What is expected. Using the listing below, please gather every line containing the word "this".

-- START OF Task input --

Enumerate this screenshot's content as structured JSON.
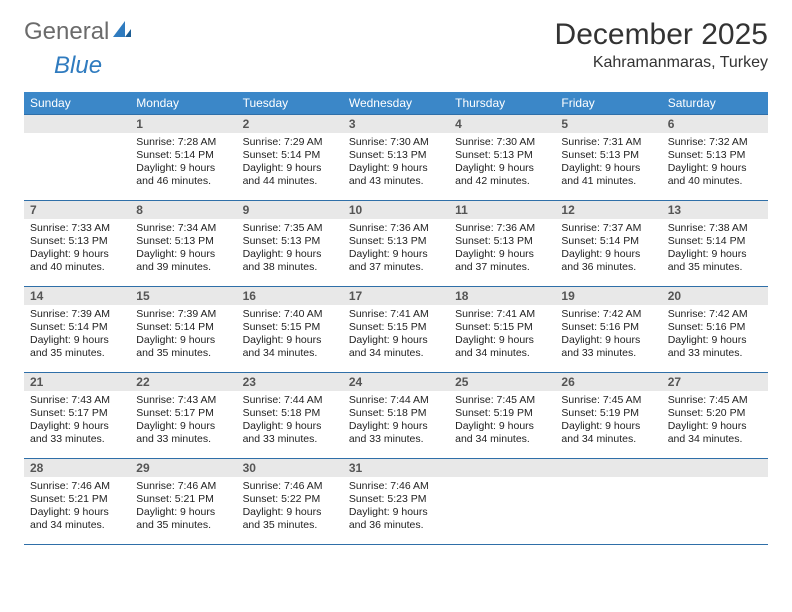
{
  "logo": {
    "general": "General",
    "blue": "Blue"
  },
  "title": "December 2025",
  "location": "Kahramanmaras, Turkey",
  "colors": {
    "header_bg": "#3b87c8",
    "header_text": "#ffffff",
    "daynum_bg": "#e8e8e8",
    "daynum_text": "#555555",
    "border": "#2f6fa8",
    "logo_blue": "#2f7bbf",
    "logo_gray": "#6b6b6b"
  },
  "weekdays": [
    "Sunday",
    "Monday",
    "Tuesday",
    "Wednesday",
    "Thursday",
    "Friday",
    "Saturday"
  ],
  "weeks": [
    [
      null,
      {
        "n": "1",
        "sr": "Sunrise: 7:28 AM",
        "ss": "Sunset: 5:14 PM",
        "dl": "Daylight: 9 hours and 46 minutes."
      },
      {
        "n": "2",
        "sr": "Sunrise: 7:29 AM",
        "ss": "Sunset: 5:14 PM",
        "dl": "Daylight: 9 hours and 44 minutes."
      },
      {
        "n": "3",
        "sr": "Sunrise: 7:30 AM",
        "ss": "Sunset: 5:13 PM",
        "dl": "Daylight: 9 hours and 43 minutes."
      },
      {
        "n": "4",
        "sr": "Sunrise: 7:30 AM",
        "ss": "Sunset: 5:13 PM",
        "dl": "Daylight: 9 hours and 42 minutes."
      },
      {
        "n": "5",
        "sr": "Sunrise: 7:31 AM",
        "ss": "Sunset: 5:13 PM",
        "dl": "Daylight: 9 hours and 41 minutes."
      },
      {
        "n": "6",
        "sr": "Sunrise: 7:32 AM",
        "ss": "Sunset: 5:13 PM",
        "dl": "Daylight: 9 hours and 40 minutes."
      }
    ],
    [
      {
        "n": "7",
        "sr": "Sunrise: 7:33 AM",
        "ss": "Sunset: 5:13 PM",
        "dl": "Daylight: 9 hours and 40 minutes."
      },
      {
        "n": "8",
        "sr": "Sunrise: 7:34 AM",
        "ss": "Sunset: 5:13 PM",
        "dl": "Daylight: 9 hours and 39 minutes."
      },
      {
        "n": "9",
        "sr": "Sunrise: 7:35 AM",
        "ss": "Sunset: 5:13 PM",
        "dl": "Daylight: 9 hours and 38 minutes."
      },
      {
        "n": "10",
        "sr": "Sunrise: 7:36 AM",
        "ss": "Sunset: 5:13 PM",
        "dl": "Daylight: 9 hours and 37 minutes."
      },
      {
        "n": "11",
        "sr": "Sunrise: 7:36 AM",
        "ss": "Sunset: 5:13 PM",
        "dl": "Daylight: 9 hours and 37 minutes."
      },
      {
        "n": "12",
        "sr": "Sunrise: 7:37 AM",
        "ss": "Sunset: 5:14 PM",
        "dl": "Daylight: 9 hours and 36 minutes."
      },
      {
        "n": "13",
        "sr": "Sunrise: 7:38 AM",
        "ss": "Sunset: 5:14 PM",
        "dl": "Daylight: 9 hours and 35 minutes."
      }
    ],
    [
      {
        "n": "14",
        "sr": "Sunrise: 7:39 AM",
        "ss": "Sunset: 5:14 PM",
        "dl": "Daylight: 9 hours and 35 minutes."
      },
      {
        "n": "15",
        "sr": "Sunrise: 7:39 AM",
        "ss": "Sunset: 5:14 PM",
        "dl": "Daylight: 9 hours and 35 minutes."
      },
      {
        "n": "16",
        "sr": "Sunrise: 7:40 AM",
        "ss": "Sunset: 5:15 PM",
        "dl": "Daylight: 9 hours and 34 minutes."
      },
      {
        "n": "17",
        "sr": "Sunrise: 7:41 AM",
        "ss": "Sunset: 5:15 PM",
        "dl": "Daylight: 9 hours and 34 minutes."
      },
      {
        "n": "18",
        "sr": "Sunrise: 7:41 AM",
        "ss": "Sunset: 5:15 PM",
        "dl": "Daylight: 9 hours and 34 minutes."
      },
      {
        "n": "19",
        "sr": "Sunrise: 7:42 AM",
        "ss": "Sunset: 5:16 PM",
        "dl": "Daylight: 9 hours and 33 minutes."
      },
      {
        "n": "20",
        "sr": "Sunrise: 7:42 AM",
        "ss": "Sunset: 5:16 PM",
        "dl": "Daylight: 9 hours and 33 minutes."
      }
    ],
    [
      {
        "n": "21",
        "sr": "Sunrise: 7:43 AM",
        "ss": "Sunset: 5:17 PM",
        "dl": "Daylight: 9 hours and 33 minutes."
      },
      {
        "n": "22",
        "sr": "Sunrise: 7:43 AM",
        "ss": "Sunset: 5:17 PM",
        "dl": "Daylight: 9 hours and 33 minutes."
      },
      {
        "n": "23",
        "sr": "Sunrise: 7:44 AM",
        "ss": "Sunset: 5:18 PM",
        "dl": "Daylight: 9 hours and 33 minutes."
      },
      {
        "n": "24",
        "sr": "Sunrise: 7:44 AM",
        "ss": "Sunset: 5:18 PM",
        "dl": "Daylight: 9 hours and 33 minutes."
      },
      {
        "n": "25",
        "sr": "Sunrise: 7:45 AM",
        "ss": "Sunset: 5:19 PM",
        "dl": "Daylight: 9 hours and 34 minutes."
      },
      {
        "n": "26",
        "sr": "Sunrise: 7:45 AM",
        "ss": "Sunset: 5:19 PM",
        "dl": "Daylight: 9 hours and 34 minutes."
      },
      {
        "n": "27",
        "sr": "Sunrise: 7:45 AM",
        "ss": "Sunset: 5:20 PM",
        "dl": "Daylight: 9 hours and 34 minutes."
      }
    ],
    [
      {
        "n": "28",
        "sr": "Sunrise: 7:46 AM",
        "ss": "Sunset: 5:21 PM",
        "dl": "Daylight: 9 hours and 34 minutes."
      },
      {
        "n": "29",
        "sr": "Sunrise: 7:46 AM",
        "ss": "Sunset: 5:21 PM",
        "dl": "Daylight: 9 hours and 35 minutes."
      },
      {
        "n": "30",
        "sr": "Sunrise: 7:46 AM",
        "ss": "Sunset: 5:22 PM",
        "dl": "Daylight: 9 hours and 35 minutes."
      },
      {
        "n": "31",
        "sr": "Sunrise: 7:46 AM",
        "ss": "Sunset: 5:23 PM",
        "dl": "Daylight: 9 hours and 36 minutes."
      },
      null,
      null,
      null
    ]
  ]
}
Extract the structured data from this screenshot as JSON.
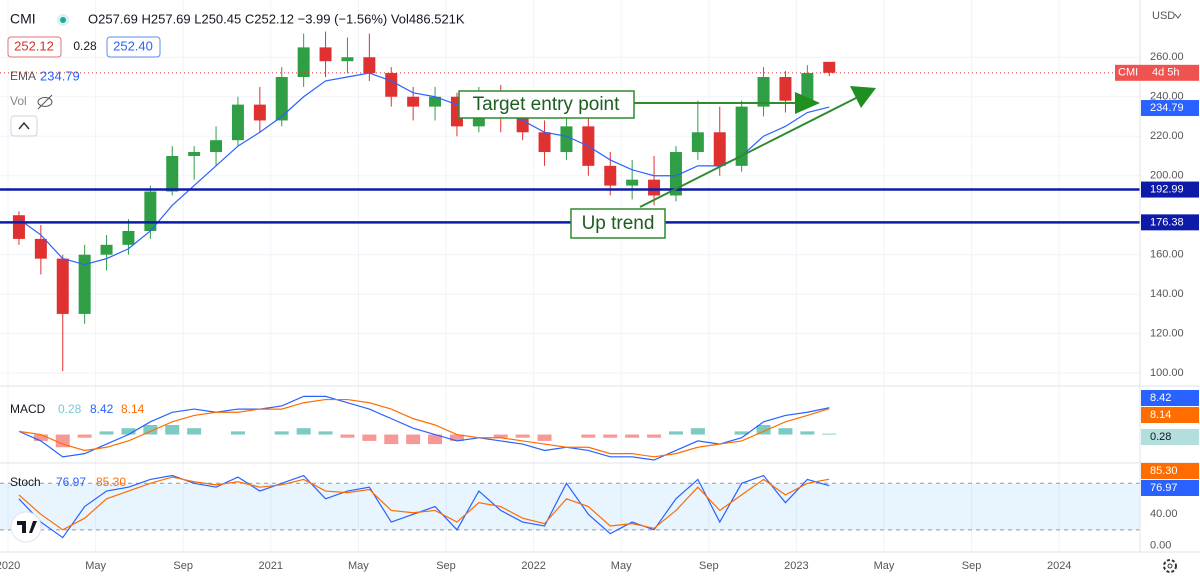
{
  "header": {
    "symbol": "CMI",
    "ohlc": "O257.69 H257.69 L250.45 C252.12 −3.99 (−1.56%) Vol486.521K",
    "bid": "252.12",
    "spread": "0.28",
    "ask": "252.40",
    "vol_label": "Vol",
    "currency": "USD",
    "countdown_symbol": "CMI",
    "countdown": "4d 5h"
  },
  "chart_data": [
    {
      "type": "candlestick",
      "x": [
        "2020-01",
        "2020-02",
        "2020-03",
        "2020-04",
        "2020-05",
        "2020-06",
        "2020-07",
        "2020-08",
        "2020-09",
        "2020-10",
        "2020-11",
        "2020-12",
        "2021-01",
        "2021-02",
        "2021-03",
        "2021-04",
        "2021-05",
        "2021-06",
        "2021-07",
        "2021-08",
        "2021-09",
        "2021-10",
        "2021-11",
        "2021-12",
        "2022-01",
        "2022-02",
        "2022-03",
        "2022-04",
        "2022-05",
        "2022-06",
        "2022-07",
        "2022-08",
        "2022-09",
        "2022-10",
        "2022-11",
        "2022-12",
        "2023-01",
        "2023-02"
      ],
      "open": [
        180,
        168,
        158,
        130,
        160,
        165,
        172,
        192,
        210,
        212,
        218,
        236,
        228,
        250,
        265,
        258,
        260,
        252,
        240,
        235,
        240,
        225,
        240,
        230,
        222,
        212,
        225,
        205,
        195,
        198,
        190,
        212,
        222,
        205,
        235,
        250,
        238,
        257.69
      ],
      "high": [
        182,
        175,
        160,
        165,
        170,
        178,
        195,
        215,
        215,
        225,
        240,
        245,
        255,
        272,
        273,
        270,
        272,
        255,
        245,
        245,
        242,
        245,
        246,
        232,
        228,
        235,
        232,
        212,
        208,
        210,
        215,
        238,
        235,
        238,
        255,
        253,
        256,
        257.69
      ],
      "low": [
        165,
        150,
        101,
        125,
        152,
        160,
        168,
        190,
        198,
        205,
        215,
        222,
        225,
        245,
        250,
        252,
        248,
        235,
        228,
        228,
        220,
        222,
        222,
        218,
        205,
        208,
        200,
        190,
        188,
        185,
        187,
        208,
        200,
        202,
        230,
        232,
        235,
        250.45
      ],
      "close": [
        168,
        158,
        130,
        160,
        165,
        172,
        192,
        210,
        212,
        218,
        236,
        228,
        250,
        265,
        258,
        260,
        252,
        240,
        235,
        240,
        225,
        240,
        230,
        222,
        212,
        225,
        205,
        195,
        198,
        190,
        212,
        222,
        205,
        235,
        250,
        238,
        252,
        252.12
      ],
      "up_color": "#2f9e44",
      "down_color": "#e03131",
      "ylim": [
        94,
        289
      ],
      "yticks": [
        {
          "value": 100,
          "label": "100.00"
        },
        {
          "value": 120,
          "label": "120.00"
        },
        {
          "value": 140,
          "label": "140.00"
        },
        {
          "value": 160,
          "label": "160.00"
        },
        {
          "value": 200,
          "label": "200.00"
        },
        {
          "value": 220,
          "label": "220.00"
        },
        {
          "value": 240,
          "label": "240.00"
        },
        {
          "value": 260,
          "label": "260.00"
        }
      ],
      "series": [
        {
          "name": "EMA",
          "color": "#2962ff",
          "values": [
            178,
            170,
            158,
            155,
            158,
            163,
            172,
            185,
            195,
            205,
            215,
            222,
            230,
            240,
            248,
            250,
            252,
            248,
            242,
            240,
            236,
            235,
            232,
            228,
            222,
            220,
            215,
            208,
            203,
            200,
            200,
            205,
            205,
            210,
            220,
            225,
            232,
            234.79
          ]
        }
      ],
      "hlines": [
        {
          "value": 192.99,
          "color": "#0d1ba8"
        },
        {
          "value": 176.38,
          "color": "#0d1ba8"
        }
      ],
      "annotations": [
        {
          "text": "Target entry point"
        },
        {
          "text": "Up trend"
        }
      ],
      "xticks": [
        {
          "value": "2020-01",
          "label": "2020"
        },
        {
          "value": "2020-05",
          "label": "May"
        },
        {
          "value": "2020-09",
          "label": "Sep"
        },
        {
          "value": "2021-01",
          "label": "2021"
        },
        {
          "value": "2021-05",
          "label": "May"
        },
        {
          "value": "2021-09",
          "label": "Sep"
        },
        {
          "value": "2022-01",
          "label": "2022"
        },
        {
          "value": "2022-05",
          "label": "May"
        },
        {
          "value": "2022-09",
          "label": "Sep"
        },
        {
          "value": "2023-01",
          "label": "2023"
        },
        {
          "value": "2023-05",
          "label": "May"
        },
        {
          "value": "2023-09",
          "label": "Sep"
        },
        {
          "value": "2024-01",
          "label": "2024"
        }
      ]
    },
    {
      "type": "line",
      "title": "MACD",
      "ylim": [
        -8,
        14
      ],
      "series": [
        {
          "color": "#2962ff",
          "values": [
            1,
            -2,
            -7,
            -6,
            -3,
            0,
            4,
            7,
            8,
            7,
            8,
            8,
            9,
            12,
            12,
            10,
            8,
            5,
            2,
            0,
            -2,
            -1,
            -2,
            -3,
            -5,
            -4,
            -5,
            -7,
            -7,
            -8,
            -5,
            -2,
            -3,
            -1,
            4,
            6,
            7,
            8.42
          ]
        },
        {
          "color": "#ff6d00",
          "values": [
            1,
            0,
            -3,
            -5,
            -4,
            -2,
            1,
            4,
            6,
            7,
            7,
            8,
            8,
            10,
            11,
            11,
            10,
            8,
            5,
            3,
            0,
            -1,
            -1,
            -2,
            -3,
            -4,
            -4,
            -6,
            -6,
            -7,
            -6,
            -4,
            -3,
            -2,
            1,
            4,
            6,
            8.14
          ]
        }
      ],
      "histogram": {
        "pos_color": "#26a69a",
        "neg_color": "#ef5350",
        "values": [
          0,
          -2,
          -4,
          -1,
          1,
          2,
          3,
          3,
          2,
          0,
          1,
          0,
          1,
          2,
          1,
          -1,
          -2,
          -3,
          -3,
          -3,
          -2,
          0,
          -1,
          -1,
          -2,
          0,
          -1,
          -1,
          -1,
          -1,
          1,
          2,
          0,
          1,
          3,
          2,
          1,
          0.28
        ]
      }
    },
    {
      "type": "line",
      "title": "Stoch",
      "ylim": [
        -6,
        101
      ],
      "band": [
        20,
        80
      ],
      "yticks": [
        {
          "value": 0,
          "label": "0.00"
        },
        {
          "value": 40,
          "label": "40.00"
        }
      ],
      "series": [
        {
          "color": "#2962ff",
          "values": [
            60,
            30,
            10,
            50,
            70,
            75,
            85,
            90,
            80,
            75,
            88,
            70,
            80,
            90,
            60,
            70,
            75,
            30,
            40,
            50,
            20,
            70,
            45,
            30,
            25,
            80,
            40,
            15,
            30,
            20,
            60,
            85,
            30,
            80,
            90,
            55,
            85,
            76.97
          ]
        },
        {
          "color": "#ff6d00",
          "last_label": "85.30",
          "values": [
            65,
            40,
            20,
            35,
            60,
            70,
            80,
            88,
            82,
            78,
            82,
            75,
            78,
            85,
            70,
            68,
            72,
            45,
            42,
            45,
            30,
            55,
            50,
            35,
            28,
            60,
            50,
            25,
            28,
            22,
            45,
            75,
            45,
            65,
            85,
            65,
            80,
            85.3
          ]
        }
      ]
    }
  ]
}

-- END OF Task input --

Response to the exercise.
Enumerate this screenshot's content as structured JSON.
Extract the structured data from this screenshot as JSON.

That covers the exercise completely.